Data records:
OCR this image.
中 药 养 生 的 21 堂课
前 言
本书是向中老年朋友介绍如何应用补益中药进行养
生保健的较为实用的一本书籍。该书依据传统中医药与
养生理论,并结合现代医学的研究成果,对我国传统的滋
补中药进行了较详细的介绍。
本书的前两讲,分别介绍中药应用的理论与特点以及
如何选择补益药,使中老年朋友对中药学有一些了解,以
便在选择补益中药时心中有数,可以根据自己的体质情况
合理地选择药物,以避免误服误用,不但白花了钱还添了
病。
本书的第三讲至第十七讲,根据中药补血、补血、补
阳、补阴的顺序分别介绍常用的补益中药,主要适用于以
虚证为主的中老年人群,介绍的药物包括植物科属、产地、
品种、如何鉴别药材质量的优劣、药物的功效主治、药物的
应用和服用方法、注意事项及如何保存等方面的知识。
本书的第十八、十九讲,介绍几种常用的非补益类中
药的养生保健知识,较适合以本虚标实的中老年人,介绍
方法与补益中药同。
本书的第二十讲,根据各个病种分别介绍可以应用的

**OBJECTIVE**
From the records above, please extract every line and repeat it exactly.

**REPLY TO THE EXERCISE**
OCR this image.
中 药 养 生 的 21 堂课
前 言
本书是向中老年朋友介绍如何应用补益中药进行养
生保健的较为实用的一本书籍。该书依据传统中医药与
养生理论,并结合现代医学的研究成果,对我国传统的滋
补中药进行了较详细的介绍。
本书的前两讲,分别介绍中药应用的理论与特点以及
如何选择补益药,使中老年朋友对中药学有一些了解,以
便在选择补益中药时心中有数,可以根据自己的体质情况
合理地选择药物,以避免误服误用,不但白花了钱还添了
病。
本书的第三讲至第十七讲,根据中药补血、补血、补
阳、补阴的顺序分别介绍常用的补益中药,主要适用于以
虚证为主的中老年人群,介绍的药物包括植物科属、产地、
品种、如何鉴别药材质量的优劣、药物的功效主治、药物的
应用和服用方法、注意事项及如何保存等方面的知识。
本书的第十八、十九讲,介绍几种常用的非补益类中
药的养生保健知识,较适合以本虚标实的中老年人,介绍
方法与补益中药同。
本书的第二十讲,根据各个病种分别介绍可以应用的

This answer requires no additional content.